SET EXERCISE
Every record should be repeated exactly, except that pictures are left out.

INPUT
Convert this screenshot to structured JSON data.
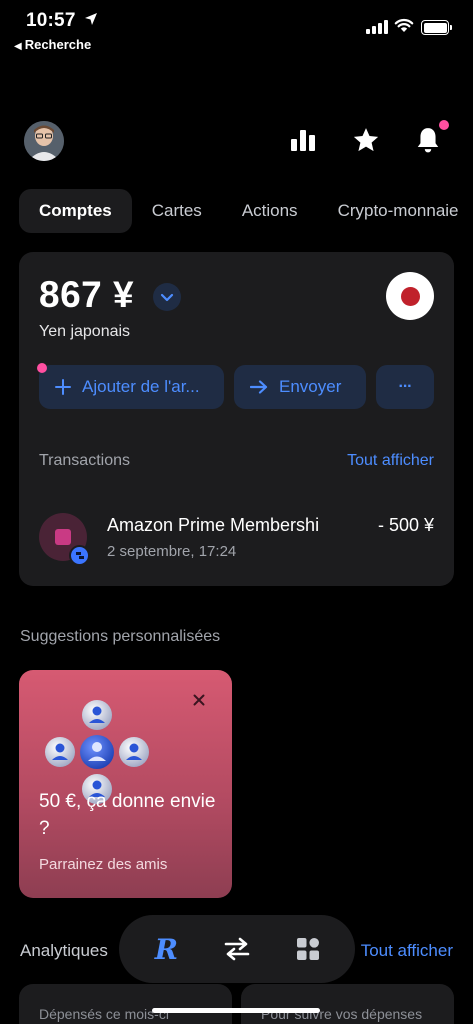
{
  "status_bar": {
    "time": "10:57",
    "back_label": "Recherche"
  },
  "header": {
    "icons": [
      "analytics-icon",
      "star-icon",
      "bell-icon"
    ],
    "notification_dot_color": "#ff4fa1"
  },
  "tabs": [
    {
      "label": "Comptes",
      "active": true
    },
    {
      "label": "Cartes",
      "active": false
    },
    {
      "label": "Actions",
      "active": false
    },
    {
      "label": "Crypto-monnaie",
      "active": false
    }
  ],
  "account": {
    "balance": "867 ¥",
    "currency_name": "Yen japonais",
    "flag": "japan-flag",
    "actions": {
      "add_label": "Ajouter de l'ar...",
      "send_label": "Envoyer",
      "more_label": "···"
    },
    "transactions_title": "Transactions",
    "see_all_label": "Tout afficher",
    "transactions": [
      {
        "name": "Amazon Prime Membershi",
        "date": "2 septembre, 17:24",
        "amount": "- 500 ¥"
      }
    ]
  },
  "suggestions": {
    "title": "Suggestions personnalisées",
    "promo": {
      "title": "50 €, ça donne envie ?",
      "subtitle": "Parrainez des amis"
    }
  },
  "analytics": {
    "title": "Analytiques",
    "see_all_label": "Tout afficher",
    "cards": [
      {
        "label": "Dépensés ce mois-ci"
      },
      {
        "label": "Pour suivre vos dépenses"
      }
    ]
  },
  "bottom_nav": {
    "items": [
      "revolut-home-icon",
      "transfer-icon",
      "hub-icon"
    ],
    "home_glyph": "R"
  },
  "colors": {
    "accent": "#4d8dff",
    "card_bg": "#1c1c1e",
    "promo_gradient_top": "#d65a72",
    "pink_dot": "#ff4fa1"
  }
}
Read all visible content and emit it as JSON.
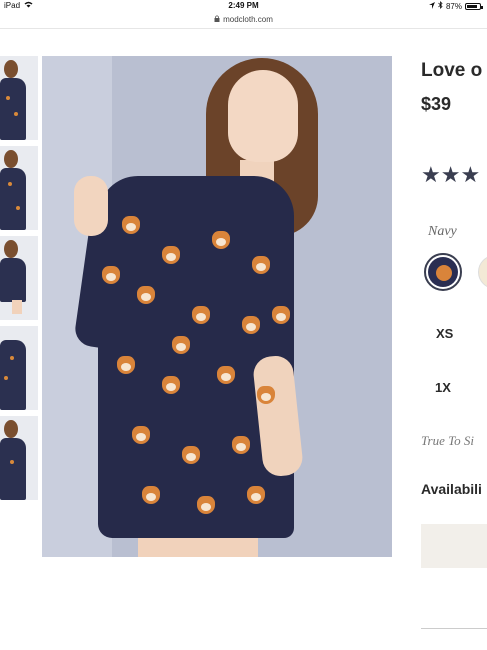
{
  "status_bar": {
    "device": "iPad",
    "time": "2:49 PM",
    "battery": "87%",
    "battery_level": 0.87
  },
  "browser": {
    "url": "modcloth.com"
  },
  "gallery": {
    "thumbnail_count": 5
  },
  "product": {
    "title": "Love o",
    "price": "$39",
    "rating_stars": "★★★",
    "color_label": "Navy",
    "sizes": [
      "XS",
      "1X"
    ],
    "fit_label": "True To Si",
    "availability_label": "Availabili"
  },
  "colors": {
    "dress_navy": "#262a4a",
    "corgi_orange": "#d9843a",
    "star_color": "#3a3e50",
    "button_bg": "#f2efea"
  }
}
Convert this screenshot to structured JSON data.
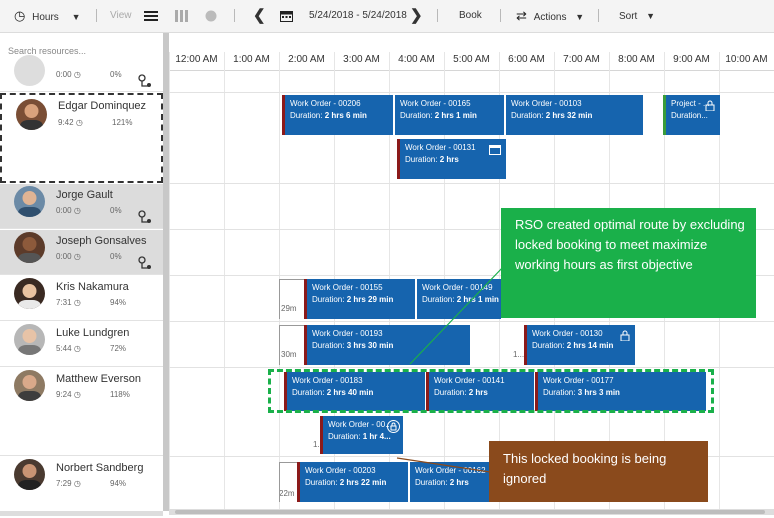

FULL OUTPUT
Convert this screenshot to structured JSON data.
{
  "status_bar": {
    "time": "10:57",
    "back_label": "Recherche"
  },
  "header": {
    "icons": [
      "analytics-icon",
      "star-icon",
      "bell-icon"
    ],
    "notification_dot_color": "#ff4fa1"
  },
  "tabs": [
    {
      "label": "Comptes",
      "active": true
    },
    {
      "label": "Cartes",
      "active": false
    },
    {
      "label": "Actions",
      "active": false
    },
    {
      "label": "Crypto-monnaie",
      "active": false
    }
  ],
  "account": {
    "balance": "867 ¥",
    "currency_name": "Yen japonais",
    "flag": "japan-flag",
    "actions": {
      "add_label": "Ajouter de l'ar...",
      "send_label": "Envoyer",
      "more_label": "···"
    },
    "transactions_title": "Transactions",
    "see_all_label": "Tout afficher",
    "transactions": [
      {
        "name": "Amazon Prime Membershi",
        "date": "2 septembre, 17:24",
        "amount": "- 500 ¥"
      }
    ]
  },
  "suggestions": {
    "title": "Suggestions personnalisées",
    "promo": {
      "title": "50 €, ça donne envie ?",
      "subtitle": "Parrainez des amis"
    }
  },
  "analytics": {
    "title": "Analytiques",
    "see_all_label": "Tout afficher",
    "cards": [
      {
        "label": "Dépensés ce mois-ci"
      },
      {
        "label": "Pour suivre vos dépenses"
      }
    ]
  },
  "bottom_nav": {
    "items": [
      "revolut-home-icon",
      "transfer-icon",
      "hub-icon"
    ],
    "home_glyph": "R"
  },
  "colors": {
    "accent": "#4d8dff",
    "card_bg": "#1c1c1e",
    "promo_gradient_top": "#d65a72",
    "pink_dot": "#ff4fa1"
  }
}
Read all visible content and emit it as JSON.
{
  "status_bar": {
    "device": "iPad",
    "time": "2:49 PM",
    "battery": "87%",
    "battery_level": 0.87
  },
  "browser": {
    "url": "modcloth.com"
  },
  "gallery": {
    "thumbnail_count": 5
  },
  "product": {
    "title": "Love o",
    "price": "$39",
    "rating_stars": "★★★",
    "color_label": "Navy",
    "sizes": [
      "XS",
      "1X"
    ],
    "fit_label": "True To Si",
    "availability_label": "Availabili"
  },
  "colors": {
    "dress_navy": "#262a4a",
    "corgi_orange": "#d9843a",
    "star_color": "#3a3e50",
    "button_bg": "#f2efea"
  }
}
Convert this screenshot to structured JSON data.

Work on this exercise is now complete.